- [Written task] The listing below should be printed exactly, every line of it. Skip the pictures.

(Saved entries)
[START]

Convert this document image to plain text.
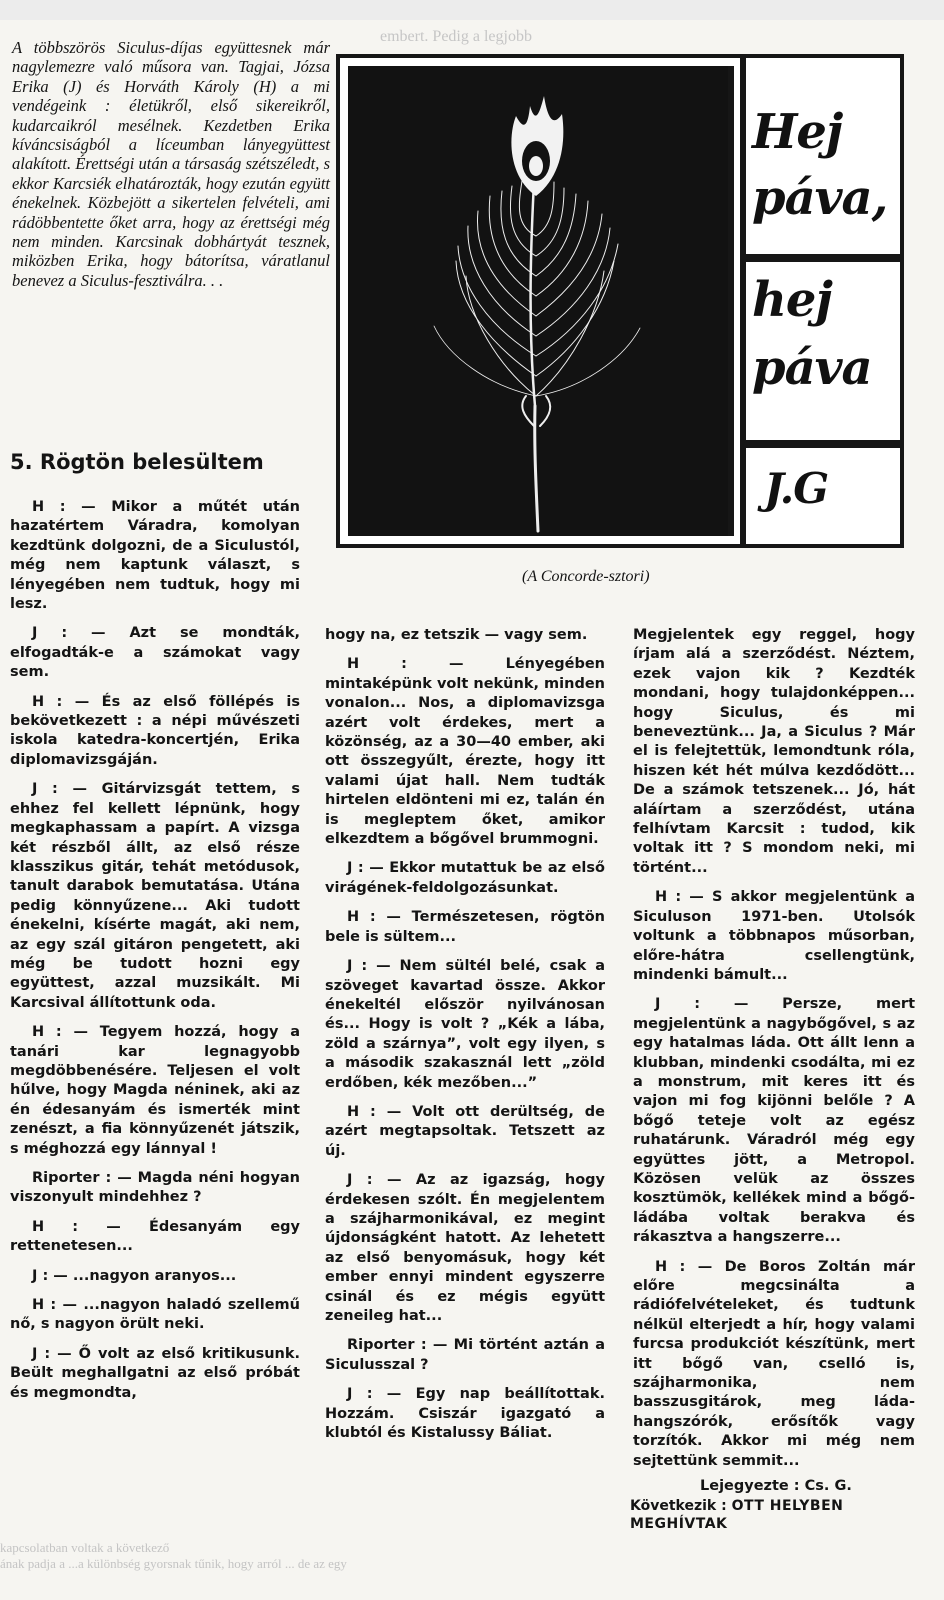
embert. Pedig a legjobb
A többszörös Siculus-díjas együttesnek már nagylemezre való műsora van. Tagjai, Józsa Erika (J) és Horváth Károly (H) a mi vendégeink : életükről, első sikereikről, kudarcaikról mesélnek. Kezdetben Erika kíváncsiságból a líceumban lányegyüttest alakított. Érettségi után a társaság szétszéledt, s ekkor Karcsiék elhatározták, hogy ezután együtt énekelnek. Közbejött a sikertelen felvételi, ami rádöbbentette őket arra, hogy az érettségi még nem minden. Karcsinak dobhártyát tesznek, miközben Erika, hogy bátorítsa, váratlanul benevez a Siculus-fesztiválra. . .
5. Rögtön belesültem
Hej
páva,
hej
páva
J.G
(A Concorde-sztori)

H : — Mikor a műtét után hazatértem Váradra, komolyan kezdtünk dolgozni, de a Siculustól, még nem kaptunk választ, s lényegében nem tudtuk, hogy mi lesz.

J : — Azt se mondták, elfogadták-e a számokat vagy sem.

H : — És az első föllépés is bekövetkezett : a népi művészeti iskola katedra-koncertjén, Erika diplomavizsgáján.

J : — Gitárvizsgát tettem, s ehhez fel kellett lépnünk, hogy megkaphassam a papírt. A vizsga két részből állt, az első része klasszikus gitár, tehát metódusok, tanult darabok bemutatása. Utána pedig könnyűzene... Aki tudott énekelni, kísérte magát, aki nem, az egy szál gitáron pengetett, aki még be tudott hozni egy együttest, azzal muzsikált. Mi Karcsival állítottunk oda.

H : — Tegyem hozzá, hogy a tanári kar legnagyobb megdöbbenésére. Teljesen el volt hűlve, hogy Magda néninek, aki az én édesanyám és ismerték mint zenészt, a fia könnyűzenét játszik, s méghozzá egy lánnyal !

Riporter : — Magda néni hogyan viszonyult mindehhez ?

H : — Édesanyám egy rettenetesen...

J : — ...nagyon aranyos...

H : — ...nagyon haladó szellemű nő, s nagyon örült neki.

J : — Ő volt az első kritikusunk. Beült meghallgatni az első próbát és megmondta,

hogy na, ez tetszik — vagy sem.

H : — Lényegében mintaképünk volt nekünk, minden vonalon... Nos, a diplomavizsga azért volt érdekes, mert a közönség, az a 30—40 ember, aki ott összegyűlt, érezte, hogy itt valami újat hall. Nem tudták hirtelen eldönteni mi ez, talán én is megleptem őket, amikor elkezdtem a bőgővel brummogni.

J : — Ekkor mutattuk be az első virágének-feldolgozásunkat.

H : — Természetesen, rögtön bele is sültem...

J : — Nem sültél belé, csak a szöveget kavartad össze. Akkor énekeltél először nyilvánosan és... Hogy is volt ? „Kék a lába, zöld a szárnya”, volt egy ilyen, s a második szakasznál lett „zöld erdőben, kék mezőben...”

H : — Volt ott derültség, de azért megtapsoltak. Tetszett az új.

J : — Az az igazság, hogy érdekesen szólt. Én megjelentem a szájharmonikával, ez megint újdonságként hatott. Az lehetett az első benyomásuk, hogy két ember ennyi mindent egyszerre csinál és ez mégis együtt zeneileg hat...

Riporter : — Mi történt aztán a Siculusszal ?

J : — Egy nap beállítottak. Hozzám. Csiszár igazgató a klubtól és Kistalussy Báliat.

Megjelentek egy reggel, hogy írjam alá a szerződést. Néztem, ezek vajon kik ? Kezdték mondani, hogy tulajdonképpen... hogy Siculus, és mi beneveztünk... Ja, a Siculus ? Már el is felejtettük, lemondtunk róla, hiszen két hét múlva kezdődött... De a számok tetszenek... Jó, hát aláírtam a szerződést, utána felhívtam Karcsit : tudod, kik voltak itt ? S mondom neki, mi történt...

H : — S akkor megjelentünk a Siculuson 1971-ben. Utolsók voltunk a többnapos műsorban, előre-hátra csellengtünk, mindenki bámult...

J : — Persze, mert megjelentünk a nagybőgővel, s az egy hatalmas láda. Ott állt lenn a klubban, mindenki csodálta, mi ez a monstrum, mit keres itt és vajon mi fog kijönni belőle ? A bőgő teteje volt az egész ruhatárunk. Váradról még egy együttes jött, a Metropol. Közösen velük az összes kosztümök, kellékek mind a bőgő-ládába voltak berakva és rákasztva a hangszerre...

H : — De Boros Zoltán már előre megcsinálta a rádiófelvételeket, és tudtunk nélkül elterjedt a hír, hogy valami furcsa produkciót készítünk, mert itt bőgő van, cselló is, szájharmonika, nem basszusgitárok, meg láda-hangszórók, erősítők vagy torzítók. Akkor mi még nem sejtettünk semmit...

Lejegyezte : Cs. G.
Következik : OTT HELYBEN MEGHÍVTAK
kapcsolatban voltak a következő
ának padja a ...a különbség gyorsnak tűnik, hogy arról ... de az egy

[END]

- [Finished answer]
Convert this document image to plain text.
embert. Pedig a legjobb
A többszörös Siculus-díjas együttesnek már nagylemezre való műsora van. Tagjai, Józsa Erika (J) és Horváth Károly (H) a mi vendégeink : életükről, első sikereikről, kudarcaikról mesélnek. Kezdetben Erika kíváncsiságból a líceumban lányegyüttest alakított. Érettségi után a társaság szétszéledt, s ekkor Karcsiék elhatározták, hogy ezután együtt énekelnek. Közbejött a sikertelen felvételi, ami rádöbbentette őket arra, hogy az érettségi még nem minden. Karcsinak dobhártyát tesznek, miközben Erika, hogy bátorítsa, váratlanul benevez a Siculus-fesztiválra. . .
5. Rögtön belesültem
Hej
páva,
hej
páva
J.G
(A Concorde-sztori)

H : — Mikor a műtét után hazatértem Váradra, komolyan kezdtünk dolgozni, de a Siculustól, még nem kaptunk választ, s lényegében nem tudtuk, hogy mi lesz.

J : — Azt se mondták, elfogadták-e a számokat vagy sem.

H : — És az első föllépés is bekövetkezett : a népi művészeti iskola katedra-koncertjén, Erika diplomavizsgáján.

J : — Gitárvizsgát tettem, s ehhez fel kellett lépnünk, hogy megkaphassam a papírt. A vizsga két részből állt, az első része klasszikus gitár, tehát metódusok, tanult darabok bemutatása. Utána pedig könnyűzene... Aki tudott énekelni, kísérte magát, aki nem, az egy szál gitáron pengetett, aki még be tudott hozni egy együttest, azzal muzsikált. Mi Karcsival állítottunk oda.

H : — Tegyem hozzá, hogy a tanári kar legnagyobb megdöbbenésére. Teljesen el volt hűlve, hogy Magda néninek, aki az én édesanyám és ismerték mint zenészt, a fia könnyűzenét játszik, s méghozzá egy lánnyal !

Riporter : — Magda néni hogyan viszonyult mindehhez ?

H : — Édesanyám egy rettenetesen...

J : — ...nagyon aranyos...

H : — ...nagyon haladó szellemű nő, s nagyon örült neki.

J : — Ő volt az első kritikusunk. Beült meghallgatni az első próbát és megmondta,

hogy na, ez tetszik — vagy sem.

H : — Lényegében mintaképünk volt nekünk, minden vonalon... Nos, a diplomavizsga azért volt érdekes, mert a közönség, az a 30—40 ember, aki ott összegyűlt, érezte, hogy itt valami újat hall. Nem tudták hirtelen eldönteni mi ez, talán én is megleptem őket, amikor elkezdtem a bőgővel brummogni.

J : — Ekkor mutattuk be az első virágének-feldolgozásunkat.

H : — Természetesen, rögtön bele is sültem...

J : — Nem sültél belé, csak a szöveget kavartad össze. Akkor énekeltél először nyilvánosan és... Hogy is volt ? „Kék a lába, zöld a szárnya”, volt egy ilyen, s a második szakasznál lett „zöld erdőben, kék mezőben...”

H : — Volt ott derültség, de azért megtapsoltak. Tetszett az új.

J : — Az az igazság, hogy érdekesen szólt. Én megjelentem a szájharmonikával, ez megint újdonságként hatott. Az lehetett az első benyomásuk, hogy két ember ennyi mindent egyszerre csinál és ez mégis együtt zeneileg hat...

Riporter : — Mi történt aztán a Siculusszal ?

J : — Egy nap beállítottak. Hozzám. Csiszár igazgató a klubtól és Kistalussy Báliat.

Megjelentek egy reggel, hogy írjam alá a szerződést. Néztem, ezek vajon kik ? Kezdték mondani, hogy tulajdonképpen... hogy Siculus, és mi beneveztünk... Ja, a Siculus ? Már el is felejtettük, lemondtunk róla, hiszen két hét múlva kezdődött... De a számok tetszenek... Jó, hát aláírtam a szerződést, utána felhívtam Karcsit : tudod, kik voltak itt ? S mondom neki, mi történt...

H : — S akkor megjelentünk a Siculuson 1971-ben. Utolsók voltunk a többnapos műsorban, előre-hátra csellengtünk, mindenki bámult...

J : — Persze, mert megjelentünk a nagybőgővel, s az egy hatalmas láda. Ott állt lenn a klubban, mindenki csodálta, mi ez a monstrum, mit keres itt és vajon mi fog kijönni belőle ? A bőgő teteje volt az egész ruhatárunk. Váradról még egy együttes jött, a Metropol. Közösen velük az összes kosztümök, kellékek mind a bőgő-ládába voltak berakva és rákasztva a hangszerre...

H : — De Boros Zoltán már előre megcsinálta a rádiófelvételeket, és tudtunk nélkül elterjedt a hír, hogy valami furcsa produkciót készítünk, mert itt bőgő van, cselló is, szájharmonika, nem basszusgitárok, meg láda-hangszórók, erősítők vagy torzítók. Akkor mi még nem sejtettünk semmit...

Lejegyezte : Cs. G.
Következik : OTT HELYBEN MEGHÍVTAK
kapcsolatban voltak a következő
ának padja a ...a különbség gyorsnak tűnik, hogy arról ... de az egy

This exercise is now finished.